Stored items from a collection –
========================================================================
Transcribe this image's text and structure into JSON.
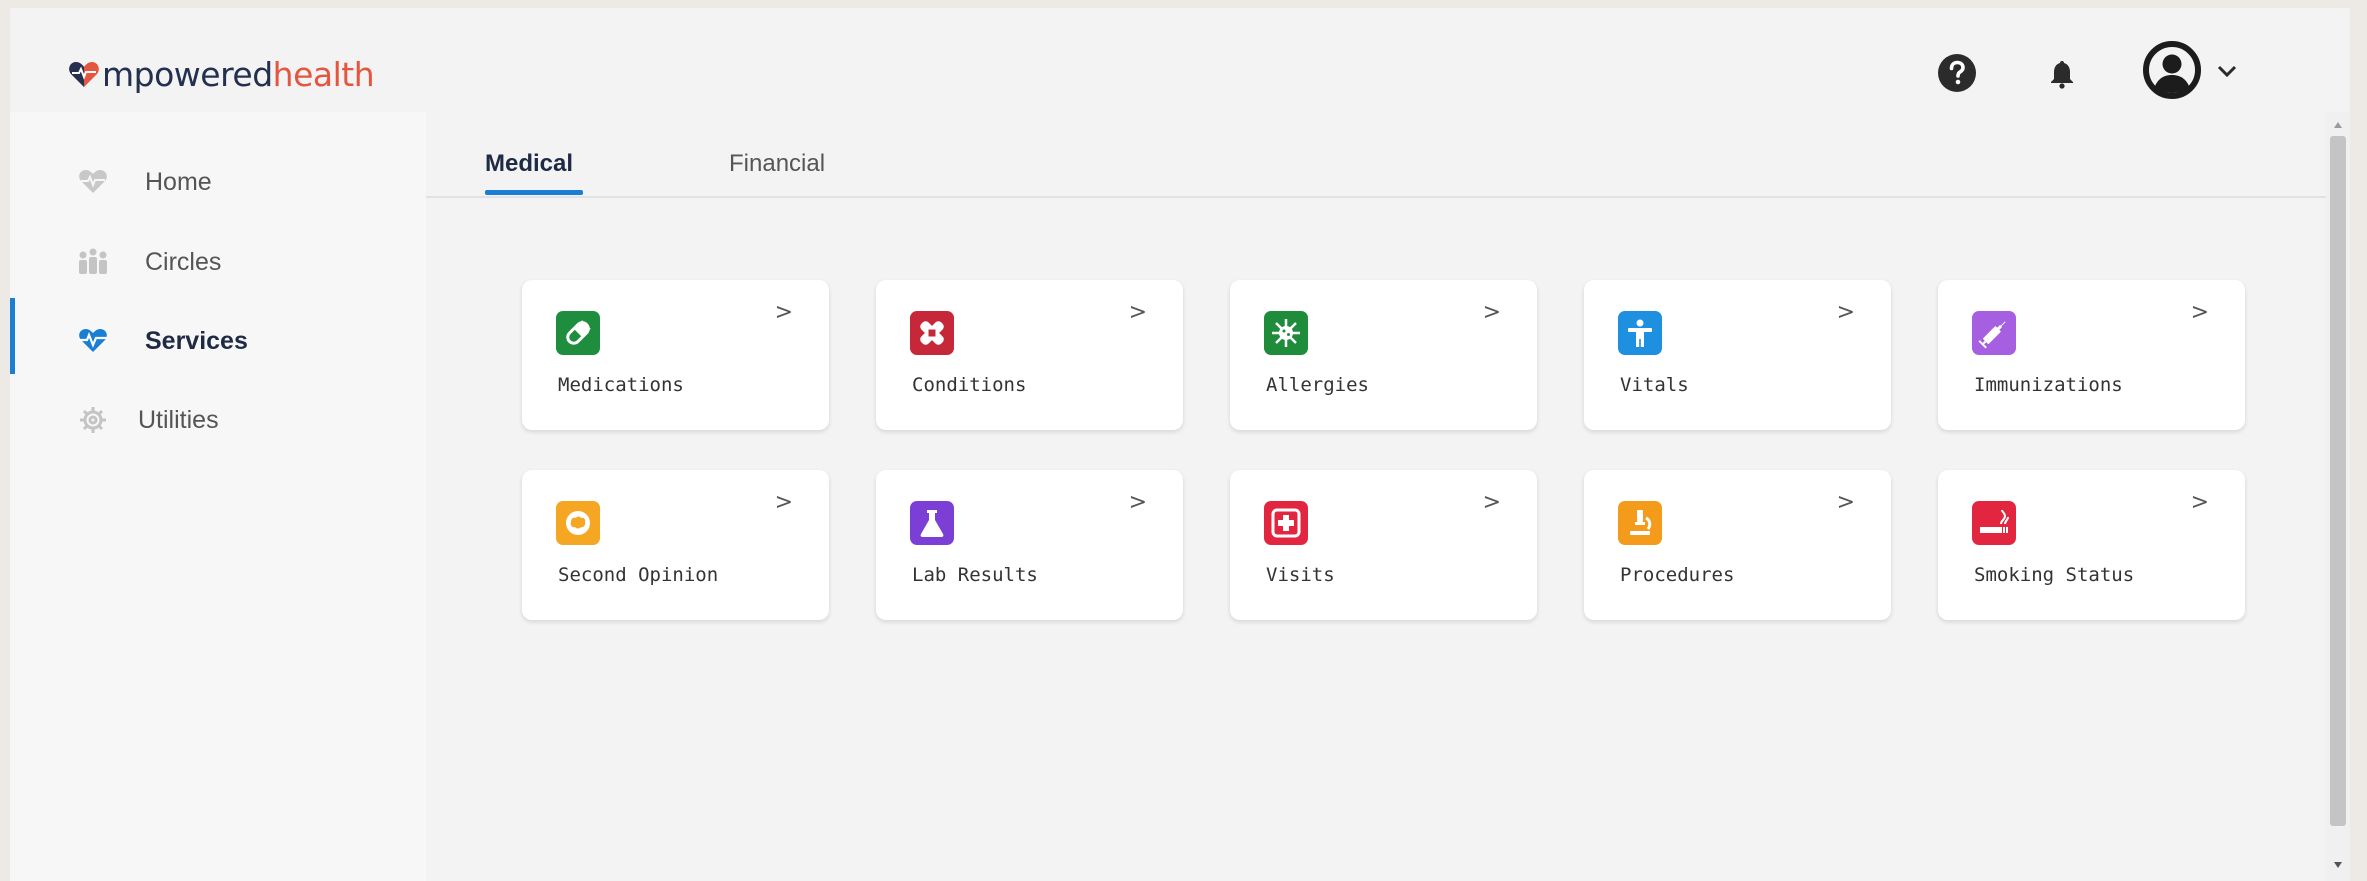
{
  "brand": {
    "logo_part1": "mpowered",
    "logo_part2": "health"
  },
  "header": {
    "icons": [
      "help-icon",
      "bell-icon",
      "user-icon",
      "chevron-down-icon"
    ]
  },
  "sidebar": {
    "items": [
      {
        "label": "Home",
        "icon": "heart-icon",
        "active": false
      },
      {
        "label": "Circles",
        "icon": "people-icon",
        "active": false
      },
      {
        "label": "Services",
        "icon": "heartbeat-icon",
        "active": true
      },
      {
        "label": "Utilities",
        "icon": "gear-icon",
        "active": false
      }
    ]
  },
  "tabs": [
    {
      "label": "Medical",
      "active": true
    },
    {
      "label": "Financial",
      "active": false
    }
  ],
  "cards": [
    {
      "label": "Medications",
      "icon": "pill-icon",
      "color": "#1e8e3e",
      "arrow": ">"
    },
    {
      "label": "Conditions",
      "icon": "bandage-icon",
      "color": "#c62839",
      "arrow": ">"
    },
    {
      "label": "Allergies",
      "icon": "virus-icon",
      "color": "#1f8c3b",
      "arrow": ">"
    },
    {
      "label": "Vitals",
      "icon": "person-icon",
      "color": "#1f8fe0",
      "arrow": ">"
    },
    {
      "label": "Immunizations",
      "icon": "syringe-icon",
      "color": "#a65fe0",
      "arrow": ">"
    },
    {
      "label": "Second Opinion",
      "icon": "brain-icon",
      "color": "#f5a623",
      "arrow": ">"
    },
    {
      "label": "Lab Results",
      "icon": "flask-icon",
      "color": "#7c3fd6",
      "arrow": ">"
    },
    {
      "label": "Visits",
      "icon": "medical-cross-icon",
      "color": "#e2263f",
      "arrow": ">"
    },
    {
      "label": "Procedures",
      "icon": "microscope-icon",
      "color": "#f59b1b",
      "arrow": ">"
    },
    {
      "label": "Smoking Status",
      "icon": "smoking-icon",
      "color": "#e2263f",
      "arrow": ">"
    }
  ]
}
========================================================================
Problem to work on – Which lines above contain the word "color"? Copy each of them.

Written solution –
      "color": "#1e8e3e",
      "color": "#c62839",
      "color": "#1f8c3b",
      "color": "#1f8fe0",
      "color": "#a65fe0",
      "color": "#f5a623",
      "color": "#7c3fd6",
      "color": "#e2263f",
      "color": "#f59b1b",
      "color": "#e2263f",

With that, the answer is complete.